--- WHAT NEEDS TO BE DONE ---
Write out the stretch of lines from the one containing "- tab-assessment[interactable]: Assessment: [186, 92, 289, 123]" through the one containing "- subjective-section-header[interactable]: Subjective", both included, character for character.

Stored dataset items
☆ ☆ ☆

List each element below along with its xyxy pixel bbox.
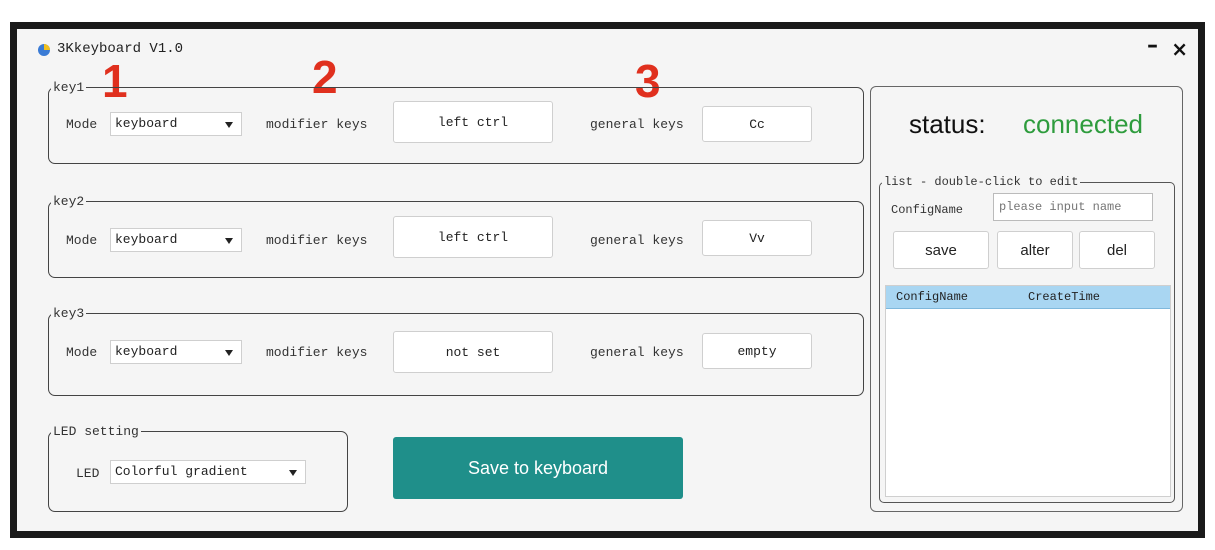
key2-general-field[interactable]: Vv (702, 220, 812, 256)
key2-general-label: general keys (590, 233, 684, 248)
key3-legend: key3 (53, 306, 85, 321)
chevron-down-icon (225, 350, 233, 356)
key1-modifier-field[interactable]: left ctrl (393, 101, 553, 143)
alter-button[interactable]: alter (997, 231, 1073, 269)
minimize-button[interactable]: – (1147, 33, 1158, 58)
column-header-createtime[interactable]: CreateTime (1028, 290, 1100, 304)
key2-mode-label: Mode (66, 233, 98, 248)
key1-mode-value: keyboard (115, 116, 178, 131)
chevron-down-icon (289, 470, 297, 476)
key3-mode-value: keyboard (115, 344, 178, 359)
config-panel: status: connected list - double-click to… (870, 86, 1183, 512)
key2-mode-value: keyboard (115, 232, 178, 247)
del-button[interactable]: del (1079, 231, 1155, 269)
key2-modifier-label: modifier keys (266, 233, 368, 248)
key3-modifier-label: modifier keys (266, 345, 368, 360)
table-header: ConfigName CreateTime (886, 286, 1170, 309)
close-button[interactable]: × (1171, 37, 1188, 61)
column-header-configname[interactable]: ConfigName (896, 290, 968, 304)
led-legend: LED setting (53, 424, 139, 439)
key3-general-label: general keys (590, 345, 684, 360)
key3-general-field[interactable]: empty (702, 333, 812, 369)
key3-modifier-field[interactable]: not set (393, 331, 553, 373)
status-value: connected (1023, 109, 1143, 139)
led-value: Colorful gradient (115, 464, 248, 479)
config-name-input[interactable] (993, 193, 1153, 221)
key1-mode-label: Mode (66, 117, 98, 132)
key1-mode-select[interactable]: keyboard (110, 112, 242, 136)
status-label: status: (909, 109, 986, 139)
key3-mode-select[interactable]: keyboard (110, 340, 242, 364)
config-list-legend: list - double-click to edit (884, 175, 1079, 189)
top-margin (0, 0, 1215, 22)
led-select[interactable]: Colorful gradient (110, 460, 306, 484)
key1-general-field[interactable]: Cc (702, 106, 812, 142)
key2-mode-select[interactable]: keyboard (110, 228, 242, 252)
config-table[interactable]: ConfigName CreateTime (885, 285, 1171, 497)
key2-legend: key2 (53, 194, 85, 209)
key2-modifier-field[interactable]: left ctrl (393, 216, 553, 258)
chevron-down-icon (225, 238, 233, 244)
key1-modifier-label: modifier keys (266, 117, 368, 132)
key3-mode-label: Mode (66, 345, 98, 360)
save-to-keyboard-button[interactable]: Save to keyboard (393, 437, 683, 499)
title-bar: 3Kkeyboard V1.0 – × (17, 29, 1198, 69)
key1-legend: key1 (53, 80, 85, 95)
key1-general-label: general keys (590, 117, 684, 132)
chevron-down-icon (225, 122, 233, 128)
config-name-label: ConfigName (891, 203, 964, 217)
app-logo-icon (38, 44, 50, 56)
led-label: LED (76, 466, 100, 481)
save-button[interactable]: save (893, 231, 989, 269)
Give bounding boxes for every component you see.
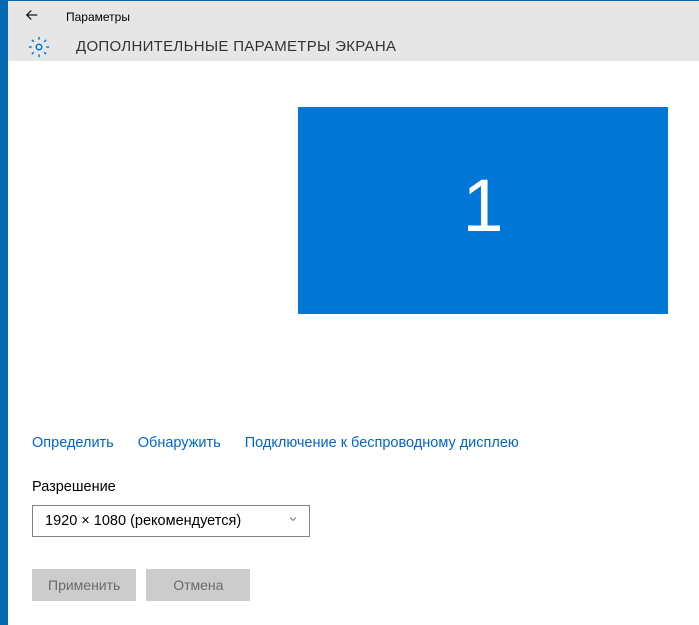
wireless-display-link[interactable]: Подключение к беспроводному дисплею [245, 435, 519, 451]
monitor-thumbnail[interactable]: 1 [298, 107, 668, 314]
content-area: 1 Определить Обнаружить Подключение к бе… [8, 61, 699, 625]
arrow-left-icon [23, 6, 41, 29]
action-buttons: Применить Отмена [32, 569, 675, 601]
identify-link[interactable]: Определить [32, 435, 114, 451]
display-actions: Определить Обнаружить Подключение к бесп… [32, 435, 675, 451]
resolution-select[interactable]: 1920 × 1080 (рекомендуется) [32, 505, 310, 537]
gear-icon [28, 36, 50, 58]
window-title: Параметры [66, 10, 130, 24]
titlebar: Параметры [8, 1, 699, 33]
settings-window: Параметры ДОПОЛНИТЕЛЬНЫЕ ПАРАМЕТРЫ ЭКРАН… [0, 0, 699, 625]
back-button[interactable] [16, 1, 48, 33]
cancel-button[interactable]: Отмена [146, 569, 250, 601]
display-preview: 1 [32, 61, 675, 421]
resolution-value: 1920 × 1080 (рекомендуется) [45, 513, 241, 529]
detect-link[interactable]: Обнаружить [138, 435, 221, 451]
page-header: ДОПОЛНИТЕЛЬНЫЕ ПАРАМЕТРЫ ЭКРАНА [8, 33, 699, 61]
monitor-number: 1 [462, 169, 503, 253]
resolution-label: Разрешение [32, 479, 675, 495]
chevron-down-icon [287, 513, 299, 529]
apply-button[interactable]: Применить [32, 569, 136, 601]
page-title: ДОПОЛНИТЕЛЬНЫЕ ПАРАМЕТРЫ ЭКРАНА [76, 38, 396, 55]
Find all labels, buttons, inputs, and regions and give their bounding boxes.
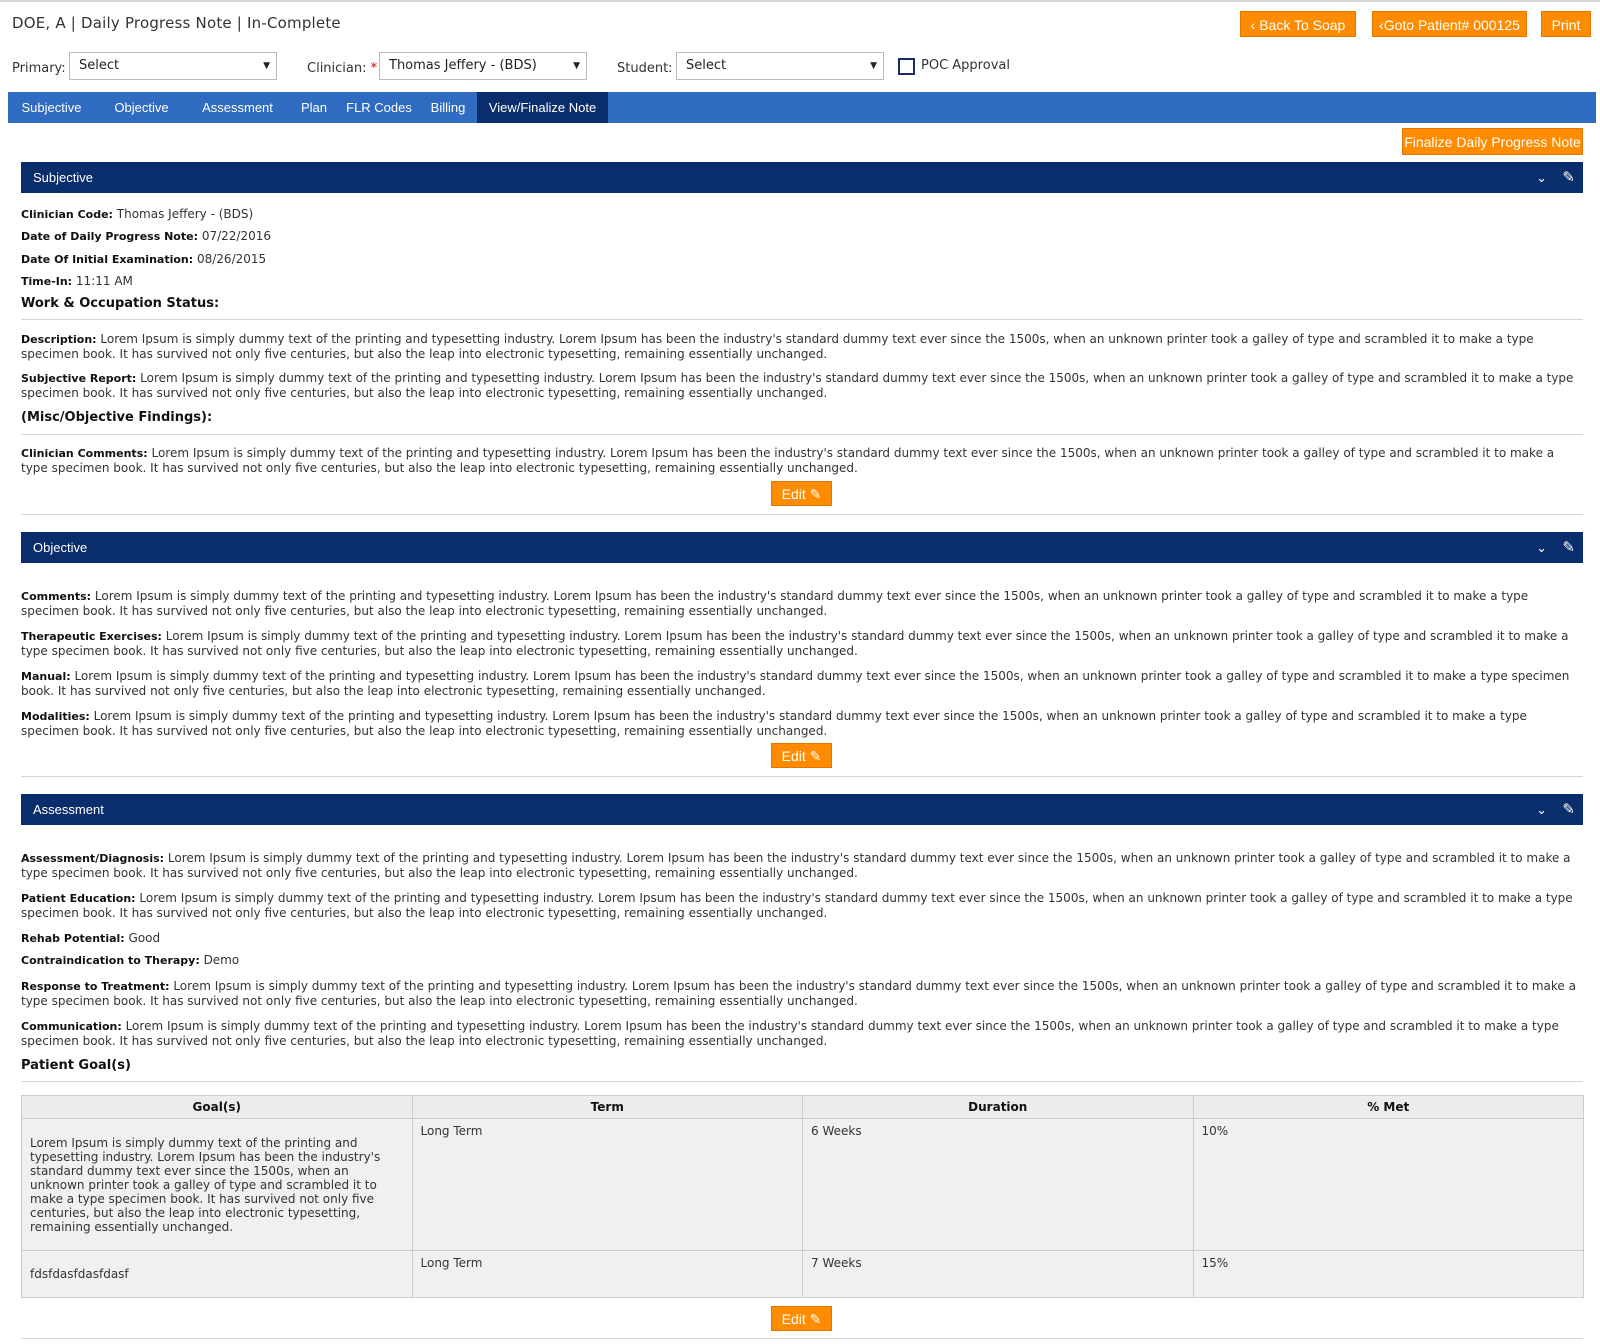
- tab-assessment[interactable]: Assessment: [186, 92, 289, 123]
- pencil-icon: ✎: [809, 748, 822, 764]
- finalize-note-button[interactable]: Finalize Daily Progress Note: [1402, 128, 1583, 155]
- pencil-icon: ✎: [809, 486, 822, 502]
- divider: [21, 1338, 1583, 1339]
- divider: [21, 319, 1583, 320]
- percent-met-cell: 10%: [1192, 1118, 1584, 1251]
- chevron-down-icon[interactable]: ⌄: [1536, 162, 1547, 193]
- patient-education-field: Patient Education: Lorem Ipsum is simply…: [21, 891, 1573, 920]
- tab-view-finalize-note[interactable]: View/Finalize Note: [477, 92, 608, 123]
- divider: [21, 434, 1583, 435]
- term-cell: Long Term: [411, 1118, 803, 1251]
- caret-down-icon: ▼: [263, 61, 270, 71]
- chevron-down-icon[interactable]: ⌄: [1536, 532, 1547, 563]
- rehab-potential-field: Rehab Potential: Good: [21, 931, 161, 945]
- pencil-icon: ✎: [809, 1311, 822, 1327]
- objective-comments-field: Comments: Lorem Ipsum is simply dummy te…: [21, 589, 1529, 618]
- date-exam-field: Date Of Initial Examination: 08/26/2015: [21, 252, 267, 266]
- subjective-section-header[interactable]: Subjective ⌄ ✎: [21, 162, 1583, 193]
- goal-cell: Lorem Ipsum is simply dummy text of the …: [21, 1118, 413, 1251]
- divider: [21, 514, 1583, 515]
- chevron-left-icon: ‹: [1250, 17, 1260, 33]
- tab-objective[interactable]: Objective: [97, 92, 186, 123]
- print-button[interactable]: Print: [1541, 11, 1591, 37]
- edit-assessment-button[interactable]: Edit ✎: [771, 1306, 832, 1331]
- tab-flr-codes[interactable]: FLR Codes: [339, 92, 419, 123]
- divider: [21, 1081, 1583, 1082]
- manual-field: Manual: Lorem Ipsum is simply dummy text…: [21, 669, 1570, 698]
- pencil-icon[interactable]: ✎: [1562, 532, 1575, 563]
- back-to-soap-button[interactable]: ‹ Back To Soap: [1240, 11, 1356, 37]
- caret-down-icon: ▼: [870, 61, 877, 71]
- edit-subjective-button[interactable]: Edit ✎: [771, 481, 832, 506]
- poc-approval-checkbox[interactable]: [898, 58, 915, 75]
- poc-approval-label: POC Approval: [921, 58, 1010, 73]
- student-select[interactable]: Select ▼: [676, 52, 884, 80]
- clinician-select[interactable]: Thomas Jeffery - (BDS) ▼: [379, 52, 587, 80]
- assessment-section-header[interactable]: Assessment ⌄ ✎: [21, 794, 1583, 825]
- duration-cell: 7 Weeks: [802, 1250, 1194, 1298]
- tab-billing[interactable]: Billing: [419, 92, 477, 123]
- percent-met-cell: 15%: [1192, 1250, 1584, 1298]
- table-row: fdsfdasfdasfdasf Long Term 7 Weeks 15%: [21, 1250, 1584, 1298]
- subjective-report-field: Subjective Report: Lorem Ipsum is simply…: [21, 371, 1574, 400]
- table-header-row: Goal(s) Term Duration % Met: [21, 1095, 1584, 1119]
- top-border: [0, 0, 1600, 2]
- description-field: Description: Lorem Ipsum is simply dummy…: [21, 332, 1534, 361]
- tab-subjective[interactable]: Subjective: [8, 92, 95, 123]
- column-header-goals: Goal(s): [21, 1095, 413, 1119]
- date-note-field: Date of Daily Progress Note: 07/22/2016: [21, 229, 271, 243]
- modalities-field: Modalities: Lorem Ipsum is simply dummy …: [21, 709, 1527, 738]
- goto-patient-button[interactable]: ‹Goto Patient# 000125: [1372, 11, 1527, 37]
- column-header-percent-met: % Met: [1192, 1095, 1584, 1119]
- column-header-term: Term: [411, 1095, 803, 1119]
- primary-label: Primary:: [12, 61, 66, 76]
- student-label: Student:: [617, 61, 673, 76]
- goals-table: Goal(s) Term Duration % Met Lorem Ipsum …: [21, 1095, 1584, 1298]
- term-cell: Long Term: [411, 1250, 803, 1298]
- objective-section-header[interactable]: Objective ⌄ ✎: [21, 532, 1583, 563]
- pencil-icon[interactable]: ✎: [1562, 162, 1575, 193]
- response-to-treatment-field: Response to Treatment: Lorem Ipsum is si…: [21, 979, 1576, 1008]
- work-status-heading: Work & Occupation Status:: [21, 296, 220, 311]
- time-in-field: Time-In: 11:11 AM: [21, 274, 133, 288]
- caret-down-icon: ▼: [573, 61, 580, 71]
- tab-bar: Subjective Objective Assessment Plan FLR…: [8, 92, 1596, 123]
- pencil-icon[interactable]: ✎: [1562, 794, 1575, 825]
- divider: [21, 776, 1583, 777]
- clinician-code-field: Clinician Code: Thomas Jeffery - (BDS): [21, 207, 254, 221]
- required-marker: *: [370, 61, 378, 76]
- communication-field: Communication: Lorem Ipsum is simply dum…: [21, 1019, 1559, 1048]
- clinician-label: Clinician: *: [307, 61, 378, 76]
- edit-objective-button[interactable]: Edit ✎: [771, 743, 832, 768]
- duration-cell: 6 Weeks: [802, 1118, 1194, 1251]
- table-row: Lorem Ipsum is simply dummy text of the …: [21, 1118, 1584, 1251]
- goal-cell: fdsfdasfdasfdasf: [21, 1250, 413, 1298]
- misc-findings-heading: (Misc/Objective Findings):: [21, 410, 213, 425]
- column-header-duration: Duration: [802, 1095, 1194, 1119]
- patient-goals-heading: Patient Goal(s): [21, 1058, 131, 1073]
- tab-plan[interactable]: Plan: [289, 92, 339, 123]
- chevron-down-icon[interactable]: ⌄: [1536, 794, 1547, 825]
- therapeutic-exercises-field: Therapeutic Exercises: Lorem Ipsum is si…: [21, 629, 1569, 658]
- assessment-diagnosis-field: Assessment/Diagnosis: Lorem Ipsum is sim…: [21, 851, 1571, 880]
- clinician-comments-field: Clinician Comments: Lorem Ipsum is simpl…: [21, 446, 1555, 475]
- page-title: DOE, A | Daily Progress Note | In-Comple…: [12, 14, 341, 32]
- primary-select[interactable]: Select ▼: [69, 52, 277, 80]
- contraindication-field: Contraindication to Therapy: Demo: [21, 953, 240, 967]
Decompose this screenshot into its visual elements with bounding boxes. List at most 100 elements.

☆ ☆ ☆

--- SOLUTION FOR THIS PROBLEM ---
- tab-assessment[interactable]: Assessment: [186, 92, 289, 123]
- pencil-icon: ✎: [809, 748, 822, 764]
- finalize-note-button[interactable]: Finalize Daily Progress Note: [1402, 128, 1583, 155]
- pencil-icon: ✎: [809, 486, 822, 502]
- divider: [21, 1338, 1583, 1339]
- divider: [21, 319, 1583, 320]
- percent-met-cell: 10%: [1192, 1118, 1584, 1251]
- chevron-down-icon[interactable]: ⌄: [1536, 162, 1547, 193]
- patient-education-field: Patient Education: Lorem Ipsum is simply…: [21, 891, 1573, 920]
- tab-view-finalize-note[interactable]: View/Finalize Note: [477, 92, 608, 123]
- divider: [21, 434, 1583, 435]
- term-cell: Long Term: [411, 1118, 803, 1251]
- caret-down-icon: ▼: [263, 61, 270, 71]
- chevron-down-icon[interactable]: ⌄: [1536, 532, 1547, 563]
- rehab-potential-field: Rehab Potential: Good: [21, 931, 161, 945]
- pencil-icon: ✎: [809, 1311, 822, 1327]
- objective-comments-field: Comments: Lorem Ipsum is simply dummy te…: [21, 589, 1529, 618]
- date-exam-field: Date Of Initial Examination: 08/26/2015: [21, 252, 267, 266]
- subjective-section-header[interactable]: Subjective ⌄ ✎: [21, 162, 1583, 193]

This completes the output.